▶ Instructions to follow:
In the listing that follows, count each line where the word "partenaire" appears; write nothing but the count.

▶ Dataset records:
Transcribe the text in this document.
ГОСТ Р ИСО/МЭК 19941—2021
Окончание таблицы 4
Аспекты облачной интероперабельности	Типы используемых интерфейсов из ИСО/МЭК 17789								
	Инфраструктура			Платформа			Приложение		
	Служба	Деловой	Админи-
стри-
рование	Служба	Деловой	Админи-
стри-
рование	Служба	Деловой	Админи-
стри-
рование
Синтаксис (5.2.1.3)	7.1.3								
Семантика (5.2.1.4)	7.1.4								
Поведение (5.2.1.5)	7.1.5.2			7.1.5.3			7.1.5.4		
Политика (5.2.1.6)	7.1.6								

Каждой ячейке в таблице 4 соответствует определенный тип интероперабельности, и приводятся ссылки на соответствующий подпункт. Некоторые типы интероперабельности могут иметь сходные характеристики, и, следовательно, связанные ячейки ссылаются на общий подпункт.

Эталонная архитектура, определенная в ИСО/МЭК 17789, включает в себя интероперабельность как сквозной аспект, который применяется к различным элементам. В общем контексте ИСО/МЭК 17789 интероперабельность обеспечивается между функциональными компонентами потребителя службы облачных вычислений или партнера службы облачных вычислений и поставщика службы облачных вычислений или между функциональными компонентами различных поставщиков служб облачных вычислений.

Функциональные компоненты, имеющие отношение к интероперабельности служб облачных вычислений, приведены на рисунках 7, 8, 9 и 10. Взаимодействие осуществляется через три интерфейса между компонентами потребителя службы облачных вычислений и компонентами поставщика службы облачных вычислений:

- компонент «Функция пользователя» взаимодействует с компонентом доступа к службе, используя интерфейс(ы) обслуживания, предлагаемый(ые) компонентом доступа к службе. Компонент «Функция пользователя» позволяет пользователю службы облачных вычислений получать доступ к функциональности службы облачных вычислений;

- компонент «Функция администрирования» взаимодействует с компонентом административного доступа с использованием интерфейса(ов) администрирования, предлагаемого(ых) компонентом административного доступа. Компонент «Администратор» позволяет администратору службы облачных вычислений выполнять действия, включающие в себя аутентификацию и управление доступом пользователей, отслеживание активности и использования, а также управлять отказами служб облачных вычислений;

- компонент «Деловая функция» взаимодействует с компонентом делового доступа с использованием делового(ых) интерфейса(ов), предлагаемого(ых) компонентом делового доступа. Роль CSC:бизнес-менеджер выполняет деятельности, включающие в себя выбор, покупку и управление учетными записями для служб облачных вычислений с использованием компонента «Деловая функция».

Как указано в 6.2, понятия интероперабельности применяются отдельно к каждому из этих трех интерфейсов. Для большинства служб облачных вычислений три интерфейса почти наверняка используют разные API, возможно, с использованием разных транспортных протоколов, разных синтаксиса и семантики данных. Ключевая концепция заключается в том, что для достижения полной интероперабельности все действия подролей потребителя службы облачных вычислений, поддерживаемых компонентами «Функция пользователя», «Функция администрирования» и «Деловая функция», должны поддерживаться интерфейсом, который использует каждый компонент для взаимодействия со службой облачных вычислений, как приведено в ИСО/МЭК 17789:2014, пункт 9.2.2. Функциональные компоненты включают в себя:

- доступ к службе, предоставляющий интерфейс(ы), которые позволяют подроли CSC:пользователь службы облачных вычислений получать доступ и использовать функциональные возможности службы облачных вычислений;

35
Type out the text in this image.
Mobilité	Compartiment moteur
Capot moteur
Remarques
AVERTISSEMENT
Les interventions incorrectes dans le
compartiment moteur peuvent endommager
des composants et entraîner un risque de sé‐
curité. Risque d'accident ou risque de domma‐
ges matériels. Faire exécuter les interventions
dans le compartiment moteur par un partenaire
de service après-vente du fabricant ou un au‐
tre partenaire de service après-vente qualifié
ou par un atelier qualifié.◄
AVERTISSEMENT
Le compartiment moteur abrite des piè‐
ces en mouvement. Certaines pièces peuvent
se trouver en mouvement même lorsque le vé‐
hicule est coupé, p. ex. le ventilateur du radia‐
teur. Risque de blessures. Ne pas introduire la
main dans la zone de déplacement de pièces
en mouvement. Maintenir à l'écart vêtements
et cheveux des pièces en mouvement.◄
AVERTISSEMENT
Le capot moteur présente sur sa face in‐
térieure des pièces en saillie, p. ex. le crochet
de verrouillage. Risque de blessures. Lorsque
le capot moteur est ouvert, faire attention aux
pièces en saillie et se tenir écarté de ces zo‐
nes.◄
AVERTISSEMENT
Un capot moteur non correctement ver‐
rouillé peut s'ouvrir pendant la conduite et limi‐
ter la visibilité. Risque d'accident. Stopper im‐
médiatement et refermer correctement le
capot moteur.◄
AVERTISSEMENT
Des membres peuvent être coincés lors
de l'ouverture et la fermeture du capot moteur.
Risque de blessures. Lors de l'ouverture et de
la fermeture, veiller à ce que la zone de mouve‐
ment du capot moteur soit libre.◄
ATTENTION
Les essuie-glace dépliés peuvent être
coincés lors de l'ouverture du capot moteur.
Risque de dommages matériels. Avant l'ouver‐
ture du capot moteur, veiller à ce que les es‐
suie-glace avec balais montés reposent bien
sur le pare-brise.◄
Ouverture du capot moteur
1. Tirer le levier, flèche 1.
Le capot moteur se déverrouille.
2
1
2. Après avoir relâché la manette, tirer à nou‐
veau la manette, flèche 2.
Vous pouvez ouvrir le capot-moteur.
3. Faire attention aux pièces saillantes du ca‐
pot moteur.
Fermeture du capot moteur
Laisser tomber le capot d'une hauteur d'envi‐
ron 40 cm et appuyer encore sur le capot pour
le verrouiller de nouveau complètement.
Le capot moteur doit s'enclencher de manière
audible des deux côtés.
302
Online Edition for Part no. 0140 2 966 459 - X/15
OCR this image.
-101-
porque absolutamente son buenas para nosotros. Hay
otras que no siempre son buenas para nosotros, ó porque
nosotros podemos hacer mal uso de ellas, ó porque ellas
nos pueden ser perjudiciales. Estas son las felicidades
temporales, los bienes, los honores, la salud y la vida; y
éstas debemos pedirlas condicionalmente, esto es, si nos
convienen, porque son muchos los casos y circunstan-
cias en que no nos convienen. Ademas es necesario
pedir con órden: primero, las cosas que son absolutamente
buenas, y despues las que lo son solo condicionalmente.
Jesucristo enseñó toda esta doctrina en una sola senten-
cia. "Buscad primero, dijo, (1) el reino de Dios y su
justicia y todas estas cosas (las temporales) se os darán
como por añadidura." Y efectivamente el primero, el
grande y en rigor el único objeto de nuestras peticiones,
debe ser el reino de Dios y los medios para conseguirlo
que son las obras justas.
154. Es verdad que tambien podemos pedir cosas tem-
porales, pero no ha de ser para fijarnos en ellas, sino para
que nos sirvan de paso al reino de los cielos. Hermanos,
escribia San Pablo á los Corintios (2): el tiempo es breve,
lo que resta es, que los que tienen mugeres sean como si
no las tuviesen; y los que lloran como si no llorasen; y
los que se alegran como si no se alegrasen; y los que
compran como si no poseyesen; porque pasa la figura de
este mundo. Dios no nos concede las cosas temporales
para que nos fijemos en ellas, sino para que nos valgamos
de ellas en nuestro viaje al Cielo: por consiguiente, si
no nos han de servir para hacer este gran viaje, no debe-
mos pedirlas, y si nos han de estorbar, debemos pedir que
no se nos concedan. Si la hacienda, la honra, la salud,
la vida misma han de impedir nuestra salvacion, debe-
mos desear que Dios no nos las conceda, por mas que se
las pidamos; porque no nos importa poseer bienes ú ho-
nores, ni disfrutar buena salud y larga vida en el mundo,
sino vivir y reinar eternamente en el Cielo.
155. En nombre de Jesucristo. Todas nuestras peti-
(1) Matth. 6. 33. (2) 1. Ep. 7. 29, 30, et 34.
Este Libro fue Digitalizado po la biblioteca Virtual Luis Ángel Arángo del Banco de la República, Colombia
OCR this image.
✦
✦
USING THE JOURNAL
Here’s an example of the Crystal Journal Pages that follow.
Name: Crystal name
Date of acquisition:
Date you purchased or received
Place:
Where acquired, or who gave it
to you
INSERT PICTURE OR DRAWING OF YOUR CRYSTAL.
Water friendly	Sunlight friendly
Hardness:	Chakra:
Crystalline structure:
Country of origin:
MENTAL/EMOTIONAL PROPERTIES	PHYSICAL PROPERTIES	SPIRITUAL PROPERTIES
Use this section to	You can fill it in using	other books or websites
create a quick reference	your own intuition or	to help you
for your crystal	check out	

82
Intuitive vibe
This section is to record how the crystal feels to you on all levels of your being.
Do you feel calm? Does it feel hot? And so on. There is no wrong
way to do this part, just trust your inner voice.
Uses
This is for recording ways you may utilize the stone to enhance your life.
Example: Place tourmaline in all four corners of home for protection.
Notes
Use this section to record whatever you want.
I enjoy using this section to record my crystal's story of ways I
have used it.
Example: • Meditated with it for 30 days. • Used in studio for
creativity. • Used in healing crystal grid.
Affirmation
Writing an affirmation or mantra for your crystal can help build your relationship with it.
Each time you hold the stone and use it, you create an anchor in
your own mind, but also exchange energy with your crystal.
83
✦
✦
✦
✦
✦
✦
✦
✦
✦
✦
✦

▶ Output for this exercise:
2